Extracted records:
----
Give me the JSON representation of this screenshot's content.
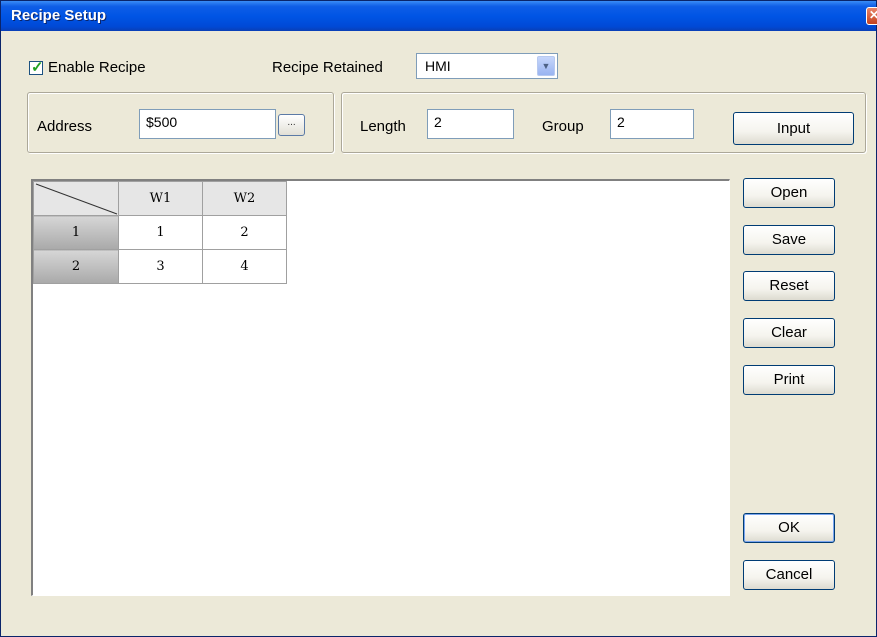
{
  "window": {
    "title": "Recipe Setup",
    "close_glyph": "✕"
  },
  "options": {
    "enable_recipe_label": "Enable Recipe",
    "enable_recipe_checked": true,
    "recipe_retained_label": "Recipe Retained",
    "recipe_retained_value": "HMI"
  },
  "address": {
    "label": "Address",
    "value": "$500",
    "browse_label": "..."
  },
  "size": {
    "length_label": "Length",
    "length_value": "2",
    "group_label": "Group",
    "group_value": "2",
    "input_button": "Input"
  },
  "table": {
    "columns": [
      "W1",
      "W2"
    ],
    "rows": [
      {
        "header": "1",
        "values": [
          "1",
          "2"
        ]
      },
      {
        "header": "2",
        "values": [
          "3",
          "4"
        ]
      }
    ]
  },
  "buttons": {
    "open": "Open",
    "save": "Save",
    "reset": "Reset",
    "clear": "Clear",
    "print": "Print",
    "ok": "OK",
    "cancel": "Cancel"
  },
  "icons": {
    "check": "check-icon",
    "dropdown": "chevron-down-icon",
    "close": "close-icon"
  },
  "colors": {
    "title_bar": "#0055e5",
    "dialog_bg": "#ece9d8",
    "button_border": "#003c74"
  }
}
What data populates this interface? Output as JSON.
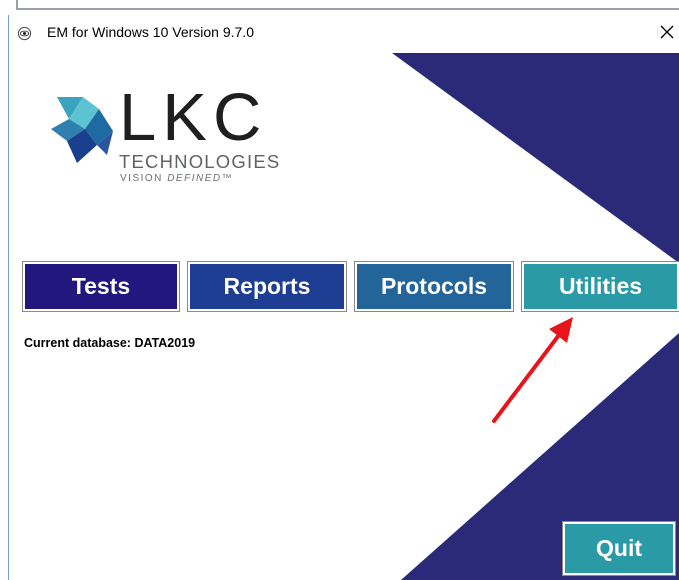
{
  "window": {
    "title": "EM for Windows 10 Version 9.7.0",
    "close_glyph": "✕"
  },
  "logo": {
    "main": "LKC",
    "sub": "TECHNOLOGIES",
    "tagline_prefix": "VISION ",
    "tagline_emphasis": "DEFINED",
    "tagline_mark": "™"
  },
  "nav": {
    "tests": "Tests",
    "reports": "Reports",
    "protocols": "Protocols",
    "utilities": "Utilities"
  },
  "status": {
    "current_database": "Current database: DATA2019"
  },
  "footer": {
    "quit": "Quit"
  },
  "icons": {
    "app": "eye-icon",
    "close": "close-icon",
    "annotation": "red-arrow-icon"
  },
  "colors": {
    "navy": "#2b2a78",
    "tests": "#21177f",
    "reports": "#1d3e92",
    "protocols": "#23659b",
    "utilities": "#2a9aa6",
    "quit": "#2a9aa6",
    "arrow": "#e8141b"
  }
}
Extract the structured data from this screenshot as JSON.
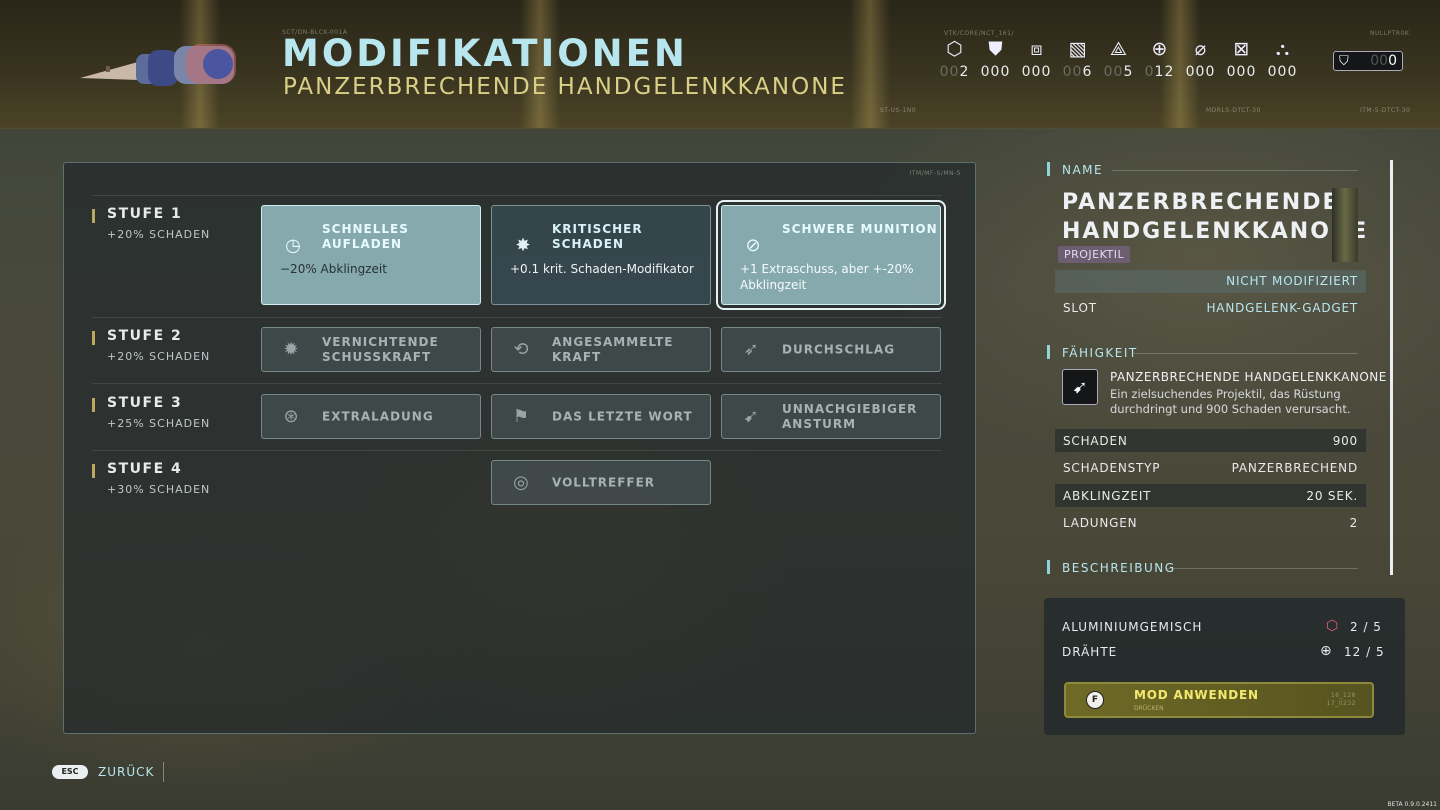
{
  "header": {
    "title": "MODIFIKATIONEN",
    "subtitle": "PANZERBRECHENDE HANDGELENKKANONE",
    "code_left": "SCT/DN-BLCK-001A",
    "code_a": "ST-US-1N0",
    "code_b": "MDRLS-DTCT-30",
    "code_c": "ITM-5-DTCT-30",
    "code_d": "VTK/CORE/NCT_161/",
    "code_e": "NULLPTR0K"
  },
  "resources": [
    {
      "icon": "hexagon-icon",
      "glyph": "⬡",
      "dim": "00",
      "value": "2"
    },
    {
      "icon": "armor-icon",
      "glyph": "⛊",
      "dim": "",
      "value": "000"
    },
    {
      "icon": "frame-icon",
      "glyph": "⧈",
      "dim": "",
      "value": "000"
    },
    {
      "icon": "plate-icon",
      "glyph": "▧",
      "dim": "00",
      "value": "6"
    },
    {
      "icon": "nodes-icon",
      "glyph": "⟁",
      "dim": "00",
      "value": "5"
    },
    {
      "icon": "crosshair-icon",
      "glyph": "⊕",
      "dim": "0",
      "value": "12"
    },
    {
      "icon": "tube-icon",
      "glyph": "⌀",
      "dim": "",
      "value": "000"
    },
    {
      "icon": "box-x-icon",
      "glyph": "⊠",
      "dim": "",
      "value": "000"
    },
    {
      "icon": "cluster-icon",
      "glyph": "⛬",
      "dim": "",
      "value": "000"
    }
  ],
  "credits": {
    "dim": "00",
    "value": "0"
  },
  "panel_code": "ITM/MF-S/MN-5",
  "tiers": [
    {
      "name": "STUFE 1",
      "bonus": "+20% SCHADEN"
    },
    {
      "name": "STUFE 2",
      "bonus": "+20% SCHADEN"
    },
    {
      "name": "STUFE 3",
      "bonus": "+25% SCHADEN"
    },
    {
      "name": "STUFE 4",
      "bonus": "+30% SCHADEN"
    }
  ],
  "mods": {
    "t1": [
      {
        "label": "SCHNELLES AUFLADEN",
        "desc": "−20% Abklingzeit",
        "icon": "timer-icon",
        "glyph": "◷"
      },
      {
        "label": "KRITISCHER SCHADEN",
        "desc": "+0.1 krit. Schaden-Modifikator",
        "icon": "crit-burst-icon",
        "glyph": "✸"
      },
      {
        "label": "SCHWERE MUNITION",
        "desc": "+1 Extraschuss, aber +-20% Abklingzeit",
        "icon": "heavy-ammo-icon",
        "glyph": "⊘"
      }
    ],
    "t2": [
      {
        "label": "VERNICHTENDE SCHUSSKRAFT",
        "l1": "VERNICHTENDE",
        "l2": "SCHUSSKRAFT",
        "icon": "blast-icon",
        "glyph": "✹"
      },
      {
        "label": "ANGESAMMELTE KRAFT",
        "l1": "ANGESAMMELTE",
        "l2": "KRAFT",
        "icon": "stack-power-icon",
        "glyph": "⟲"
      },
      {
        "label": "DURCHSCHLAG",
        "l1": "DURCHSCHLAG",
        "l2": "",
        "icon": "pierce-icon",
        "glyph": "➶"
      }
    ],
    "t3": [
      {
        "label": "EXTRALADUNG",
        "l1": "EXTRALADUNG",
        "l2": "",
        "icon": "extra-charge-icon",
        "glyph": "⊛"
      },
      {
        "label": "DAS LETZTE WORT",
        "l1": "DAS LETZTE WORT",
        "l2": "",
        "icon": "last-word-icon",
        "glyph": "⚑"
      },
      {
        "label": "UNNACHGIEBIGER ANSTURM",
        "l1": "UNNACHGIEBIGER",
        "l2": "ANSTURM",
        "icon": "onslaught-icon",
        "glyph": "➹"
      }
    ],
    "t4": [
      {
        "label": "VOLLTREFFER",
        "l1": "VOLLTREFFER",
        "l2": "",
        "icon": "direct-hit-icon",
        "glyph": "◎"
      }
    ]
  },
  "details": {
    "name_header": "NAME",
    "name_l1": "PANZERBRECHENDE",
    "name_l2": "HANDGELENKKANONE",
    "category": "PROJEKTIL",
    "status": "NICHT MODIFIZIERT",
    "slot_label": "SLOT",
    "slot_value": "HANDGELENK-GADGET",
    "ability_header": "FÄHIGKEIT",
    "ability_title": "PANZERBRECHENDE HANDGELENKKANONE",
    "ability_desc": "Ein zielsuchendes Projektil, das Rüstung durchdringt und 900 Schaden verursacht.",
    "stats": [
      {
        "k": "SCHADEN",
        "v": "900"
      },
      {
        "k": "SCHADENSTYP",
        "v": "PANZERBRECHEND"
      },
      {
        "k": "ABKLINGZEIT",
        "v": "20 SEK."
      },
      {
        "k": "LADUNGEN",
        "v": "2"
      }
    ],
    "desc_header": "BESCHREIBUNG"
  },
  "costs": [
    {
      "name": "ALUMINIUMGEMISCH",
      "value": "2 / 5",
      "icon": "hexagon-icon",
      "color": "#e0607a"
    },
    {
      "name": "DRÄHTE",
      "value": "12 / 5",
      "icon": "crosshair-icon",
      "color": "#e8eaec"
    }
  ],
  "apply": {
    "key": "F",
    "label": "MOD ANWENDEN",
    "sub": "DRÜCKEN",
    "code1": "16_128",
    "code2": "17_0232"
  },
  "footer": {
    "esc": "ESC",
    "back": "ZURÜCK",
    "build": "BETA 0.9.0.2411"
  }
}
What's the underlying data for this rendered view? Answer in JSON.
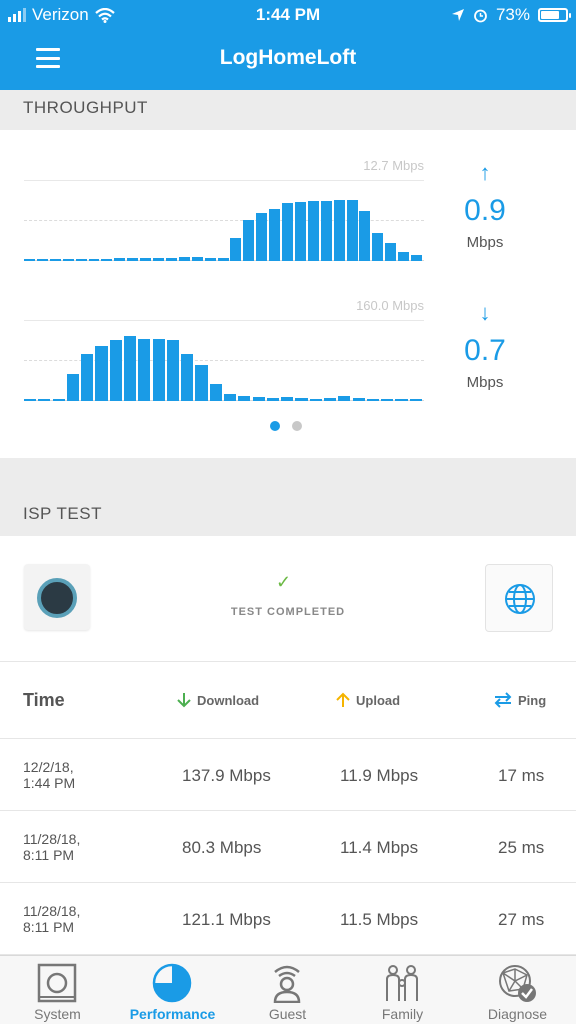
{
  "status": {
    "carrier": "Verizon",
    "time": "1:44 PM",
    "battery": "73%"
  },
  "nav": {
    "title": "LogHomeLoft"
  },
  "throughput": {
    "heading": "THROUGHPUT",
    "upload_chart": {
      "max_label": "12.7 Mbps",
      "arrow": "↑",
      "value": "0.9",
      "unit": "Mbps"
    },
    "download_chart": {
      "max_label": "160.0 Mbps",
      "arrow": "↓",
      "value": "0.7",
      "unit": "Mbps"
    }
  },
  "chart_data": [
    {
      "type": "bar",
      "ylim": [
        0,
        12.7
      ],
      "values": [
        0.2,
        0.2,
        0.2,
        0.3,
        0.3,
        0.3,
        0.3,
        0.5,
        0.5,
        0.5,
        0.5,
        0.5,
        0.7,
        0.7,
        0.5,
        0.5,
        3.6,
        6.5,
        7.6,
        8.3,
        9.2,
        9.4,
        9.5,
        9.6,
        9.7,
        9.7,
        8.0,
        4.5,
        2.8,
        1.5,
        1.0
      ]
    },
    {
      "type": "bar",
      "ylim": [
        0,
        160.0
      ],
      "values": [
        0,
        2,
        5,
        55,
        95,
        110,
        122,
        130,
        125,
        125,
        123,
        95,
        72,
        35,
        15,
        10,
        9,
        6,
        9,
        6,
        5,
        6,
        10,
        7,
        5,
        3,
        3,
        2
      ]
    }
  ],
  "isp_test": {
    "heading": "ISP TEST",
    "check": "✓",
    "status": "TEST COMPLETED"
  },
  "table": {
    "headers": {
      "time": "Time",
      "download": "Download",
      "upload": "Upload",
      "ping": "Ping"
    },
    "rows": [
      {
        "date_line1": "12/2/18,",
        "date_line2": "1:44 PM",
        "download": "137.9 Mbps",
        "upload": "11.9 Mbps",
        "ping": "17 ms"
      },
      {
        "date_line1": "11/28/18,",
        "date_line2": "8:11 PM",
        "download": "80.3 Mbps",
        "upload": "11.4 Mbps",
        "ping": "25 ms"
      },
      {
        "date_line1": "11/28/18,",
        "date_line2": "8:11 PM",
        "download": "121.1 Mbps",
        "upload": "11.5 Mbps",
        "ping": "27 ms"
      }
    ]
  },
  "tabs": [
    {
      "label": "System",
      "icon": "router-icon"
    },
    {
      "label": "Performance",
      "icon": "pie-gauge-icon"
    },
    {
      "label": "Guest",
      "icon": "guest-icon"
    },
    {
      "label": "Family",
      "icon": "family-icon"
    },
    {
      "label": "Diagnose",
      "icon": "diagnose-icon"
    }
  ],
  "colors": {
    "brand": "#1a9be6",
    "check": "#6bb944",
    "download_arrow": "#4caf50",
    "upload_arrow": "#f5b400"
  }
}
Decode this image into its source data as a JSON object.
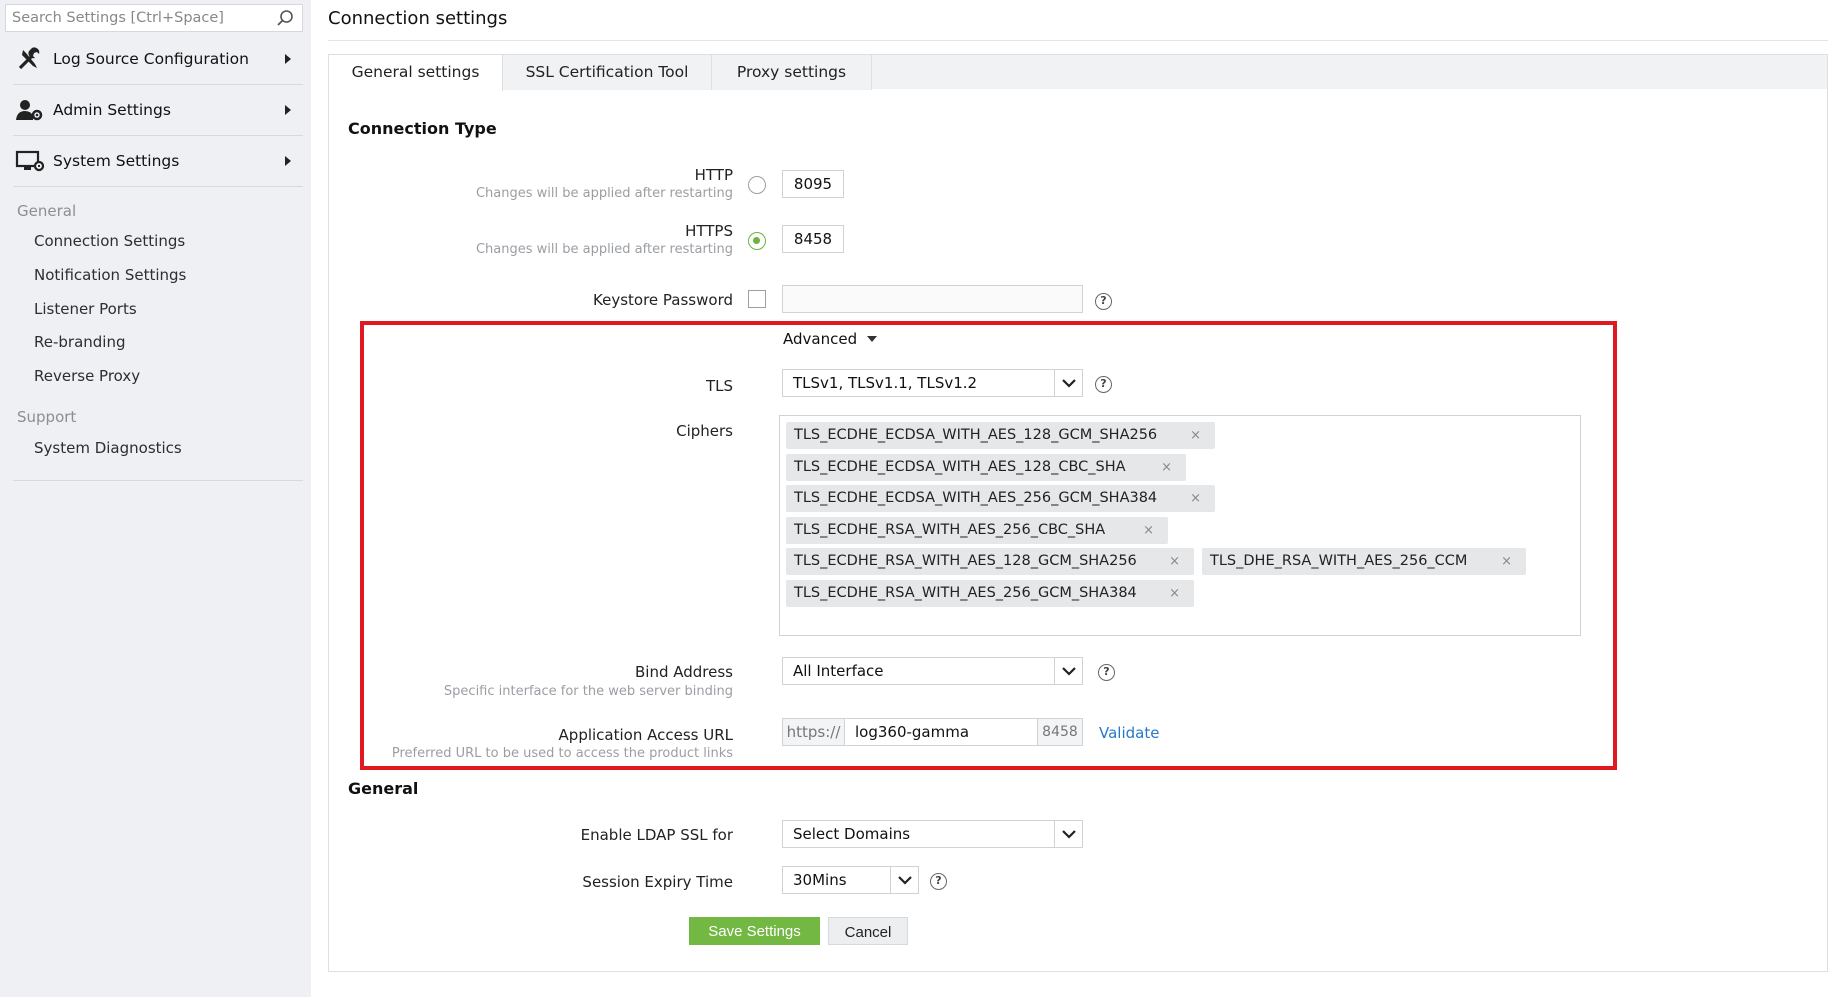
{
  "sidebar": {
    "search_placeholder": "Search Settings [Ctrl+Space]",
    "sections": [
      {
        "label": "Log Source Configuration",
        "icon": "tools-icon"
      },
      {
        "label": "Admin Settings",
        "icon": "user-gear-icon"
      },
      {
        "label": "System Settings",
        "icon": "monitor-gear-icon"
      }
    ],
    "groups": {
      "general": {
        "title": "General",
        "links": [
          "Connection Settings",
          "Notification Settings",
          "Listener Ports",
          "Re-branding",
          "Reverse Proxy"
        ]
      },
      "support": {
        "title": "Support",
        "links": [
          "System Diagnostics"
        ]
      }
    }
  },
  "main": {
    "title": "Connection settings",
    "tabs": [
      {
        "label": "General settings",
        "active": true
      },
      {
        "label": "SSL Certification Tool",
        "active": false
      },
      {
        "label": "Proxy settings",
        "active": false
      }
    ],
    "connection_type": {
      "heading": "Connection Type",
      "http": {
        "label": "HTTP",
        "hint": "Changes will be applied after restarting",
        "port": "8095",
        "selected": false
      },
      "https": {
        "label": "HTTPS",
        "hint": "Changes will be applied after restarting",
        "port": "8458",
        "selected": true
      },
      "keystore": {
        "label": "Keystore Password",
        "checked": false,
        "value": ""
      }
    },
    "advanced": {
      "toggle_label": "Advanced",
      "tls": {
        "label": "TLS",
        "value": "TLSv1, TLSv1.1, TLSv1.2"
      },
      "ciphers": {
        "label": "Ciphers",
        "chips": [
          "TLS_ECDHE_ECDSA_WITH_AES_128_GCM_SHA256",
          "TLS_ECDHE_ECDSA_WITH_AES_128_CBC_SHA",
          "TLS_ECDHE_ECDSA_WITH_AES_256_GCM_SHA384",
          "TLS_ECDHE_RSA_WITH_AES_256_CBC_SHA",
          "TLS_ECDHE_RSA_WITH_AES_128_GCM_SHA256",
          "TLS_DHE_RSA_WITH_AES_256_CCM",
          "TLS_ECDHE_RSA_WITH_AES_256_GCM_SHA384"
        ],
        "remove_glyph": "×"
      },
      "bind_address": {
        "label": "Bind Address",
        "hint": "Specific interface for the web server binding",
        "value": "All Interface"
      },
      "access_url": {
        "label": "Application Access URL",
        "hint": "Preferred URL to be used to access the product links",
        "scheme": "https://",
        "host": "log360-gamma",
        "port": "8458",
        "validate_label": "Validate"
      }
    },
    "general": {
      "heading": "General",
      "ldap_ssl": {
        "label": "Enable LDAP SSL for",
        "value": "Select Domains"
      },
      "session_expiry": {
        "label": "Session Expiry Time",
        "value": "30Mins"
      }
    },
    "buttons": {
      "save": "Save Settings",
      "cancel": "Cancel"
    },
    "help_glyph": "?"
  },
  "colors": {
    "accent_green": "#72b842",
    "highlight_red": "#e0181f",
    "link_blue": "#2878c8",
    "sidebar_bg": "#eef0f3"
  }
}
----
> **Goal**:
State how many lines in the records above contain the word "Proxy", and give only that number.

> **Written response**:
2